WRITTEN EXERCISE:
Find the line containing "Type out the text in this image.". Reproduce it and every line after it up to the end of the records, exactly as written.

MATERIAL PROVIDED:
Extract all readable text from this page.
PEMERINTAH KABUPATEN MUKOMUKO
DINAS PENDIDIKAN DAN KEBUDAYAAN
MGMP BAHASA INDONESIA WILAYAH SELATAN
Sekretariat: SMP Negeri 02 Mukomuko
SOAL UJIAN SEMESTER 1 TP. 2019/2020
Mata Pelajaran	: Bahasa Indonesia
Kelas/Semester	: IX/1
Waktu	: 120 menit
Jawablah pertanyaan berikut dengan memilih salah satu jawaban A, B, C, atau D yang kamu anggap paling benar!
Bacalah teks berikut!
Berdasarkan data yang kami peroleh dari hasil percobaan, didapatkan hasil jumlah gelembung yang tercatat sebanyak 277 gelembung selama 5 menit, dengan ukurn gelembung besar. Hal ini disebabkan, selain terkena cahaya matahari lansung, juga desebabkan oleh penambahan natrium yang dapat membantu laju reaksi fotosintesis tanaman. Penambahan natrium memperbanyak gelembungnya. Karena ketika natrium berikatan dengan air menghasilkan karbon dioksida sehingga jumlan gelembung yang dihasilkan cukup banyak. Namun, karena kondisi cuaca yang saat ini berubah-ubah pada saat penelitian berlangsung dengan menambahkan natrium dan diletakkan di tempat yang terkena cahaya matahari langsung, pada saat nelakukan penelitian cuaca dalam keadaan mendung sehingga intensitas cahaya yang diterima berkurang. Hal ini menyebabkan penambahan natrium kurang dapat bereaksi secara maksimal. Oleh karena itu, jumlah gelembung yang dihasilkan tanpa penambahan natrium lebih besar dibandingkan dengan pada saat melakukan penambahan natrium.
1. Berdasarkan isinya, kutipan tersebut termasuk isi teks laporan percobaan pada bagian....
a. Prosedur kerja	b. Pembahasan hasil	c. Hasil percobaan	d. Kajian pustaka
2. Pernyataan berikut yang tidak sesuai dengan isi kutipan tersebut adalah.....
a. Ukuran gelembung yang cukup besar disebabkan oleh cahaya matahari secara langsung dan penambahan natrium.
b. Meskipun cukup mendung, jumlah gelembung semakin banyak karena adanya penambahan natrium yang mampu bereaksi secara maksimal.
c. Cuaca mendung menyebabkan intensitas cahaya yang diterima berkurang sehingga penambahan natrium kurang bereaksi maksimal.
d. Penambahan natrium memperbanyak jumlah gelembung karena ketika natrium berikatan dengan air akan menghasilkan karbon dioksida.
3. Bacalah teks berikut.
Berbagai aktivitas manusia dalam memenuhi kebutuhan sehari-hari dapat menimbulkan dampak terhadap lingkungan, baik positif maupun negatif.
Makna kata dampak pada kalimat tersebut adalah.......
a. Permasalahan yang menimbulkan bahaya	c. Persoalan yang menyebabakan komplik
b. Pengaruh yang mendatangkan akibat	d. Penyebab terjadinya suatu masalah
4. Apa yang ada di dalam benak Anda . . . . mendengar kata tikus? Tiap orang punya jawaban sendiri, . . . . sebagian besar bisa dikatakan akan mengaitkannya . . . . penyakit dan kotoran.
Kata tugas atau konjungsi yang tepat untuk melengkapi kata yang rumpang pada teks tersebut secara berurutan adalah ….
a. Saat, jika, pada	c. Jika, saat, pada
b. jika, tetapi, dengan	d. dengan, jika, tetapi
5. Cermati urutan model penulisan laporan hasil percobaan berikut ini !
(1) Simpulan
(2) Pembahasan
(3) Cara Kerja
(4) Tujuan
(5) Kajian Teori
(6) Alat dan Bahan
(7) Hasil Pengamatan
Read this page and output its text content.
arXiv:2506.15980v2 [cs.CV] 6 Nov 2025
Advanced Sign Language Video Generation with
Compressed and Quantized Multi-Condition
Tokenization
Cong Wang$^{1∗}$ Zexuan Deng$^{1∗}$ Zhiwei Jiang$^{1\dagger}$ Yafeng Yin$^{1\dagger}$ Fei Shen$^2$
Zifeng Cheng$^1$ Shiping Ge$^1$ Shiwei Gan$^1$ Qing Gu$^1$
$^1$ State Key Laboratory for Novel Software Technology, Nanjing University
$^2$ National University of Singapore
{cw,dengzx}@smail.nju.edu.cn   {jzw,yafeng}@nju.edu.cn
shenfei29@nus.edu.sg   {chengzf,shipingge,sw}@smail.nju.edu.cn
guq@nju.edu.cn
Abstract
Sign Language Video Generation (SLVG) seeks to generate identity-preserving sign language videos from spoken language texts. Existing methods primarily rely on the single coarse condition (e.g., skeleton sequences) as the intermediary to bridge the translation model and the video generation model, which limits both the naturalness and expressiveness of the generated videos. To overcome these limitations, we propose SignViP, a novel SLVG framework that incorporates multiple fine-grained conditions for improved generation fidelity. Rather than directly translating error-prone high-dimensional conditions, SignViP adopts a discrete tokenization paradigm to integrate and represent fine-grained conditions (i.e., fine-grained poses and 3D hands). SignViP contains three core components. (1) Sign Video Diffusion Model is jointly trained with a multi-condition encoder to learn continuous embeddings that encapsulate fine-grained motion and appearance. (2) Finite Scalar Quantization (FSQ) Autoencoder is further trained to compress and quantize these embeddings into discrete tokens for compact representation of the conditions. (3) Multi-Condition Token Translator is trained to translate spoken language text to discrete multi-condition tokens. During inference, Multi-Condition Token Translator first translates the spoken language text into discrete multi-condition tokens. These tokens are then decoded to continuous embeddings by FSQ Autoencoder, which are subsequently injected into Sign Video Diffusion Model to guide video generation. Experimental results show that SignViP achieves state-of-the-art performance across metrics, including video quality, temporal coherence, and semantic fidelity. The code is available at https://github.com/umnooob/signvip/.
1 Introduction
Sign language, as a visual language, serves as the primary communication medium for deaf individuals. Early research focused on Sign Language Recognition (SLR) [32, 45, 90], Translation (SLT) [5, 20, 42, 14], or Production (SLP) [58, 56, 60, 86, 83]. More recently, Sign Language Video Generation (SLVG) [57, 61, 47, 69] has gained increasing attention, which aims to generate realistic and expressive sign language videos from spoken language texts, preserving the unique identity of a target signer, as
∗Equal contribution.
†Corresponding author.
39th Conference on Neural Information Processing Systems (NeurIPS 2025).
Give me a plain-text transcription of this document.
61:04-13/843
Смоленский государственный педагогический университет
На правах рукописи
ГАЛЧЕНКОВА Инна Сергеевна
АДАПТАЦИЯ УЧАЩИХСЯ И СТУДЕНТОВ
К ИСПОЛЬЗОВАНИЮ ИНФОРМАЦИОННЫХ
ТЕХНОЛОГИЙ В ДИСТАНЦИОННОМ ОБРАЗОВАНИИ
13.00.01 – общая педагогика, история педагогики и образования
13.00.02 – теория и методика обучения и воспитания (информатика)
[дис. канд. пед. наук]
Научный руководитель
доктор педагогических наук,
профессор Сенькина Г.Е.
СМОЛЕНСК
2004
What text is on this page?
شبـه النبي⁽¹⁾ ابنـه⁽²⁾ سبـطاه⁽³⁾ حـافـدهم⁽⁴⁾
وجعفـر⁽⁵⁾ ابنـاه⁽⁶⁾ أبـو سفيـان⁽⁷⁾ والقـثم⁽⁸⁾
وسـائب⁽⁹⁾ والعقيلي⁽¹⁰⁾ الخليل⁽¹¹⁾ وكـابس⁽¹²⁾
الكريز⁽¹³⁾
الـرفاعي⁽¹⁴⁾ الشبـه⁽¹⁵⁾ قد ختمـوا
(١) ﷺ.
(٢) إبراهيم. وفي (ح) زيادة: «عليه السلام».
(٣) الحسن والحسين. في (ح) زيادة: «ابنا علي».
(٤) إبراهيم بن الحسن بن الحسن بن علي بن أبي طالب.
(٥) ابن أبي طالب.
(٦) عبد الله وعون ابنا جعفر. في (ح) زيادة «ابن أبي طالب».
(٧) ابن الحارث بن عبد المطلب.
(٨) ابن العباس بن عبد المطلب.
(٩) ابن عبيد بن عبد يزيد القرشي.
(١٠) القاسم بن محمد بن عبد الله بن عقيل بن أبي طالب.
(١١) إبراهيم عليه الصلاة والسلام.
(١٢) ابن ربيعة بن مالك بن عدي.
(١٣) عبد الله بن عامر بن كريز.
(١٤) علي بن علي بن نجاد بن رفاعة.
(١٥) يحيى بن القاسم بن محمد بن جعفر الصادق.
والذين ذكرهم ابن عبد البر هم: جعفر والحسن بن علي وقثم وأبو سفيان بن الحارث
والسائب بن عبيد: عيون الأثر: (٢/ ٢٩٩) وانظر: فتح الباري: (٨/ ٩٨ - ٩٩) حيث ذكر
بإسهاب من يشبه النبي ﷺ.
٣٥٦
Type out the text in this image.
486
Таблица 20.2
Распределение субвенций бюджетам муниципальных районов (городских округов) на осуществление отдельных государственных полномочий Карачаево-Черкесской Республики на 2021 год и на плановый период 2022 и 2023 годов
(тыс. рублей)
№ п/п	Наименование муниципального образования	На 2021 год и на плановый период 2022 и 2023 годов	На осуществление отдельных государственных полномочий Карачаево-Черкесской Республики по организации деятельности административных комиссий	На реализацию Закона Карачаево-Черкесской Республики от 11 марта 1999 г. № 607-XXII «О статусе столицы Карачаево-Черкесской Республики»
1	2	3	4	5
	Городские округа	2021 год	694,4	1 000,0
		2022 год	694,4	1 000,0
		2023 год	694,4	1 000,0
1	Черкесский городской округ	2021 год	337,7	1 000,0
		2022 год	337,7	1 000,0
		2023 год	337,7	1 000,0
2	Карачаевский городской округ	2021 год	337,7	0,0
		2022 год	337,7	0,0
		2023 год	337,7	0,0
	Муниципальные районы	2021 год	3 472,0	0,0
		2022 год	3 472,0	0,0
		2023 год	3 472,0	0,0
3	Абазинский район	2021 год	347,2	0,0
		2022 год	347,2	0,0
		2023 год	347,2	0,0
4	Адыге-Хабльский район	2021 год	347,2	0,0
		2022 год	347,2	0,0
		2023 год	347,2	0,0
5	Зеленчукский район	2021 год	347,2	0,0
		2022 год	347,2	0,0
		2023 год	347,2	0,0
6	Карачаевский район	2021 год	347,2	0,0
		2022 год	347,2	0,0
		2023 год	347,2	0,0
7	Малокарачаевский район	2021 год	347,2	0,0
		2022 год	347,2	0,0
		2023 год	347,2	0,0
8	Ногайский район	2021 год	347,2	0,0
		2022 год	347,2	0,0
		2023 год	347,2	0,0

WORKED ANSWER:
Type out the text in this image.
486
Таблица 20.2
Распределение субвенций бюджетам муниципальных районов (городских округов) на осуществление отдельных государственных полномочий Карачаево-Черкесской Республики на 2021 год и на плановый период 2022 и 2023 годов
(тыс. рублей)
№ п/п	Наименование муниципального образования	На 2021 год и на плановый период 2022 и 2023 годов	На осуществление отдельных государственных полномочий Карачаево-Черкесской Республики по организации деятельности административных комиссий	На реализацию Закона Карачаево-Черкесской Республики от 11 марта 1999 г. № 607-XXII «О статусе столицы Карачаево-Черкесской Республики»
1	2	3	4	5
	Городские округа	2021 год	694,4	1 000,0
		2022 год	694,4	1 000,0
		2023 год	694,4	1 000,0
1	Черкесский городской округ	2021 год	337,7	1 000,0
		2022 год	337,7	1 000,0
		2023 год	337,7	1 000,0
2	Карачаевский городской округ	2021 год	337,7	0,0
		2022 год	337,7	0,0
		2023 год	337,7	0,0
	Муниципальные районы	2021 год	3 472,0	0,0
		2022 год	3 472,0	0,0
		2023 год	3 472,0	0,0
3	Абазинский район	2021 год	347,2	0,0
		2022 год	347,2	0,0
		2023 год	347,2	0,0
4	Адыге-Хабльский район	2021 год	347,2	0,0
		2022 год	347,2	0,0
		2023 год	347,2	0,0
5	Зеленчукский район	2021 год	347,2	0,0
		2022 год	347,2	0,0
		2023 год	347,2	0,0
6	Карачаевский район	2021 год	347,2	0,0
		2022 год	347,2	0,0
		2023 год	347,2	0,0
7	Малокарачаевский район	2021 год	347,2	0,0
		2022 год	347,2	0,0
		2023 год	347,2	0,0
8	Ногайский район	2021 год	347,2	0,0
		2022 год	347,2	0,0
		2023 год	347,2	0,0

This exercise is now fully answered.